[PROBLEM DETAILS] Across the listing below, count the lines that mention the string "sólido". Reply with the figure only.

[RECORD SET]
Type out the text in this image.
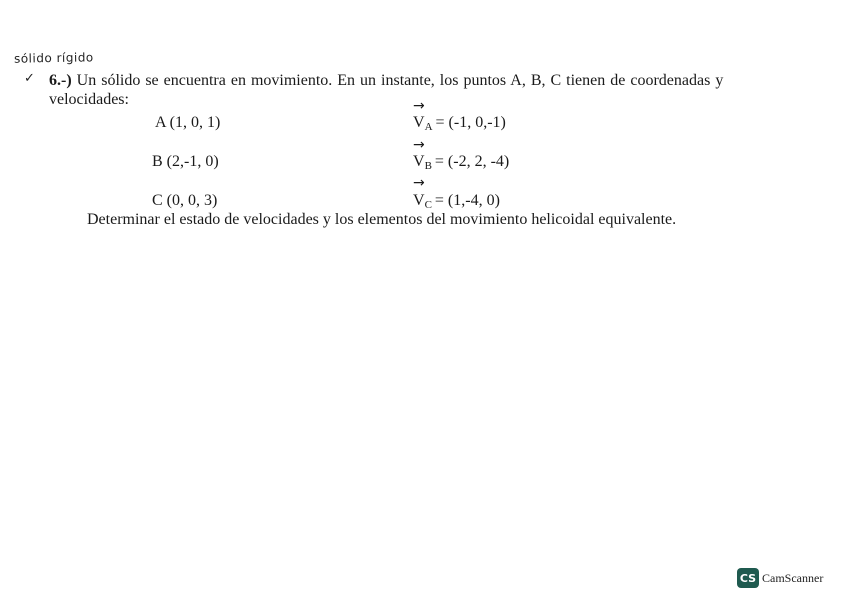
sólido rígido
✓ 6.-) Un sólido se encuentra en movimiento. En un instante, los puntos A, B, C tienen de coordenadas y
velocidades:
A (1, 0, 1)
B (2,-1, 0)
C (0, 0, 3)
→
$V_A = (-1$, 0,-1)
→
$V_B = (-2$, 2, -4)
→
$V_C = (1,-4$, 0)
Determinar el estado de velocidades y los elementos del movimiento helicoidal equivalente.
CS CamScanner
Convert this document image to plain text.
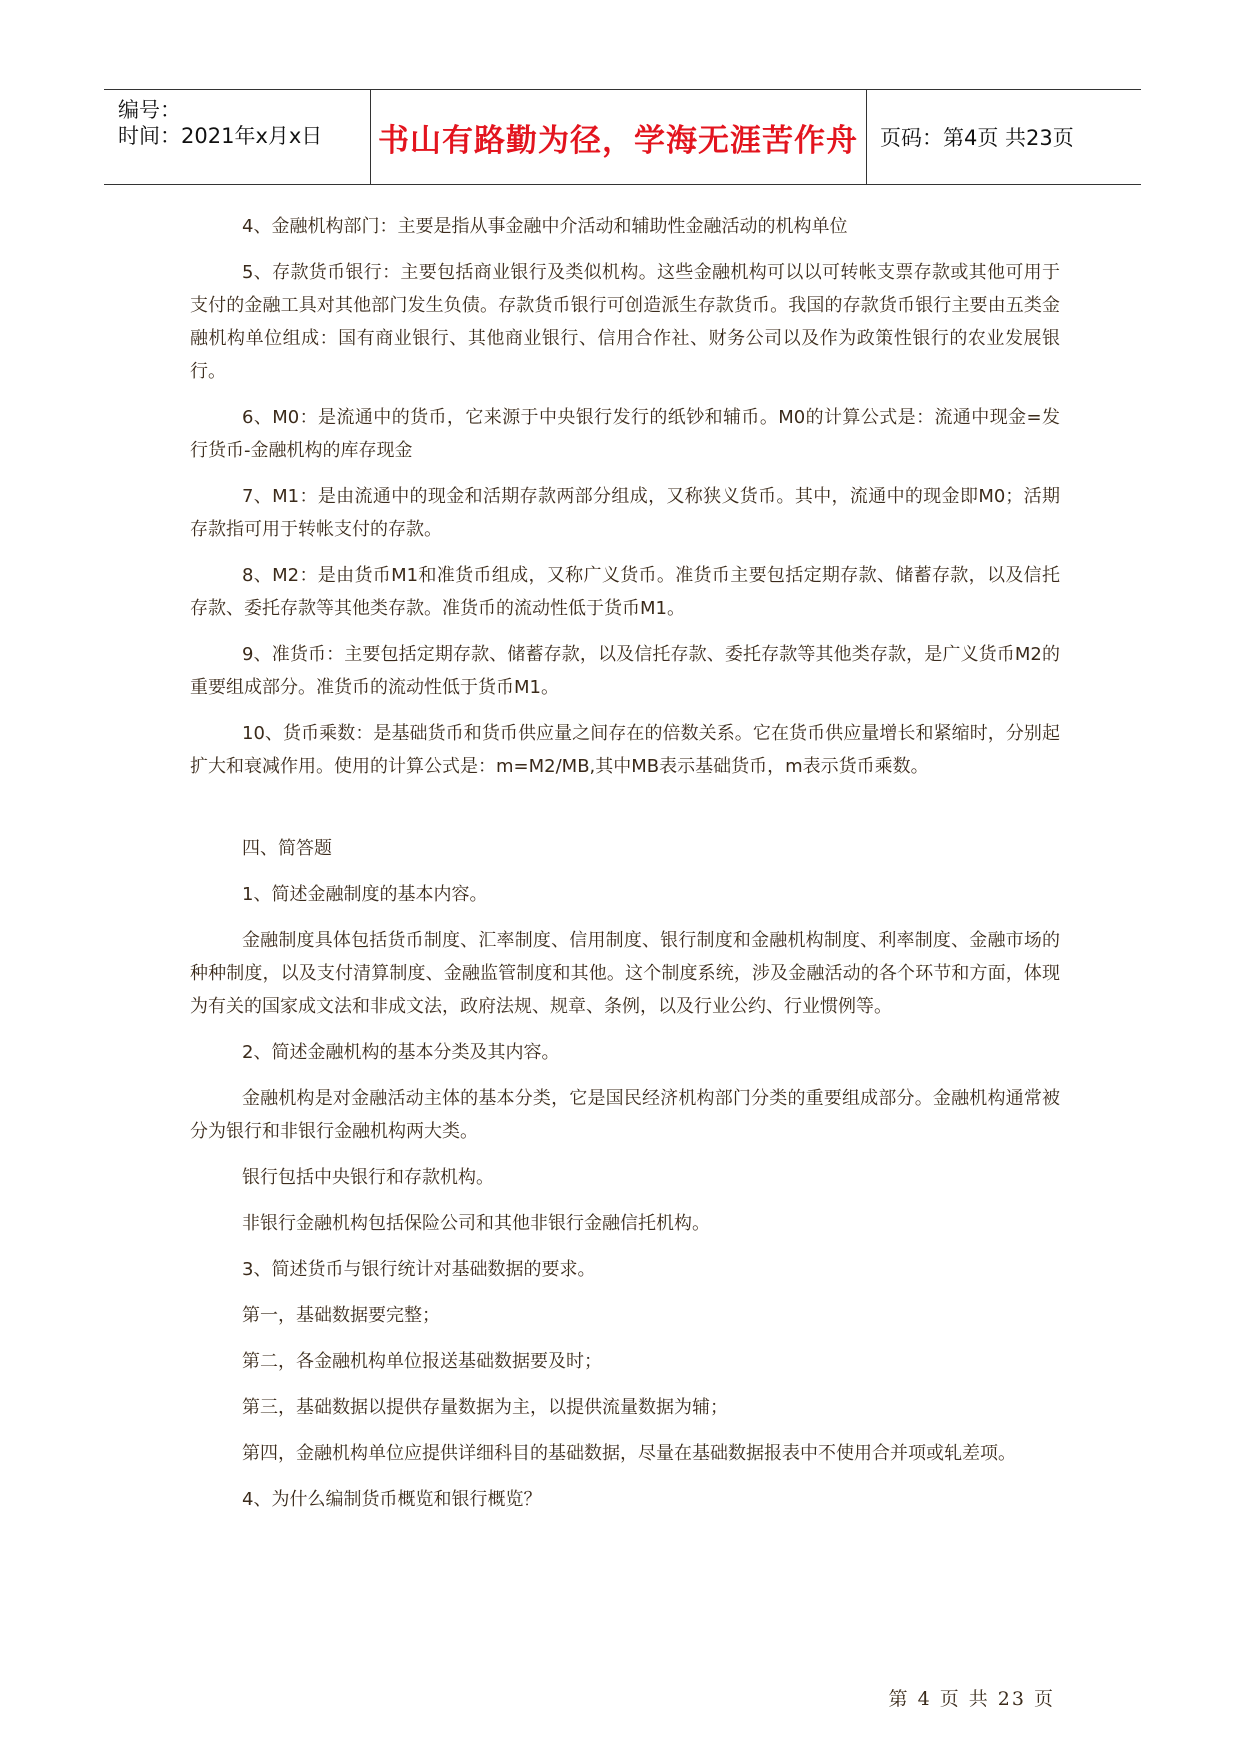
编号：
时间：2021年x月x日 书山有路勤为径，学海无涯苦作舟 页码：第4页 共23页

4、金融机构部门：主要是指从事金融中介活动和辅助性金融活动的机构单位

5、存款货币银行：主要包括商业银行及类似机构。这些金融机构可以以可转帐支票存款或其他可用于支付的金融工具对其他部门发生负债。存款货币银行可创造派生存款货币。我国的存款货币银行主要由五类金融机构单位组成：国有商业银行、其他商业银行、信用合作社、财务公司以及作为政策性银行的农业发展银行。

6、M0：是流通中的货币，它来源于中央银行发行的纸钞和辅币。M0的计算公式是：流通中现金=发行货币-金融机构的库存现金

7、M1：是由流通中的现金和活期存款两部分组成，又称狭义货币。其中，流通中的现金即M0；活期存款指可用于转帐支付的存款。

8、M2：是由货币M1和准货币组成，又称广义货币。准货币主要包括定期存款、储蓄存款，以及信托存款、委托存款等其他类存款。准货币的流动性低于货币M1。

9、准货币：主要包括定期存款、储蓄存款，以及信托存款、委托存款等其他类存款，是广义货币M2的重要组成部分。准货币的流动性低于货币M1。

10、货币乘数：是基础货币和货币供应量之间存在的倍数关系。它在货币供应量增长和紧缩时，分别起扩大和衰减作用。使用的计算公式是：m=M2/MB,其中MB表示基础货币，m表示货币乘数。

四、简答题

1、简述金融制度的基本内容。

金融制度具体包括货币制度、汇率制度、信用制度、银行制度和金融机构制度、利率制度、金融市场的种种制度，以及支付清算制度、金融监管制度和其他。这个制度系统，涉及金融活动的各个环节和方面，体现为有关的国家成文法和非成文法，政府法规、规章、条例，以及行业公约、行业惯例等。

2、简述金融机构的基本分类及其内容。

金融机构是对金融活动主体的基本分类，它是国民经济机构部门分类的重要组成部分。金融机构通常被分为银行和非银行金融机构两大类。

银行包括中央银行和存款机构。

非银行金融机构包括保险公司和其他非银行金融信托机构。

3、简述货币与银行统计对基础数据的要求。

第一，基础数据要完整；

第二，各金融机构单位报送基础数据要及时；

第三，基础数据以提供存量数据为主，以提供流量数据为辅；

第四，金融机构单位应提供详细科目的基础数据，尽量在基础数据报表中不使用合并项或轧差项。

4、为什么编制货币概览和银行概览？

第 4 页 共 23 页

* * *

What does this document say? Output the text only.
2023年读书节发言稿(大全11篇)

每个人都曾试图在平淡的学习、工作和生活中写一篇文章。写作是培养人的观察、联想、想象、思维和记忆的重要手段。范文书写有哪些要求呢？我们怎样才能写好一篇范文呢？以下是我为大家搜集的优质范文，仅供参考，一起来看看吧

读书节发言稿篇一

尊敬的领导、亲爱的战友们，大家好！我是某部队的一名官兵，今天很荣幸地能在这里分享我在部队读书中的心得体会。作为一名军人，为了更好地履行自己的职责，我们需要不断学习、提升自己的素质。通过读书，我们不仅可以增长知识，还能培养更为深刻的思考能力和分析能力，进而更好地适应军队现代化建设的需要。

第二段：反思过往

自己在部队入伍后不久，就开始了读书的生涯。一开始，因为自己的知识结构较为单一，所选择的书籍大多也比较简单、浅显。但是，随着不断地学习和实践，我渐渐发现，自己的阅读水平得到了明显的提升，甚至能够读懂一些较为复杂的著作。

[OUTPUT BELOW] 2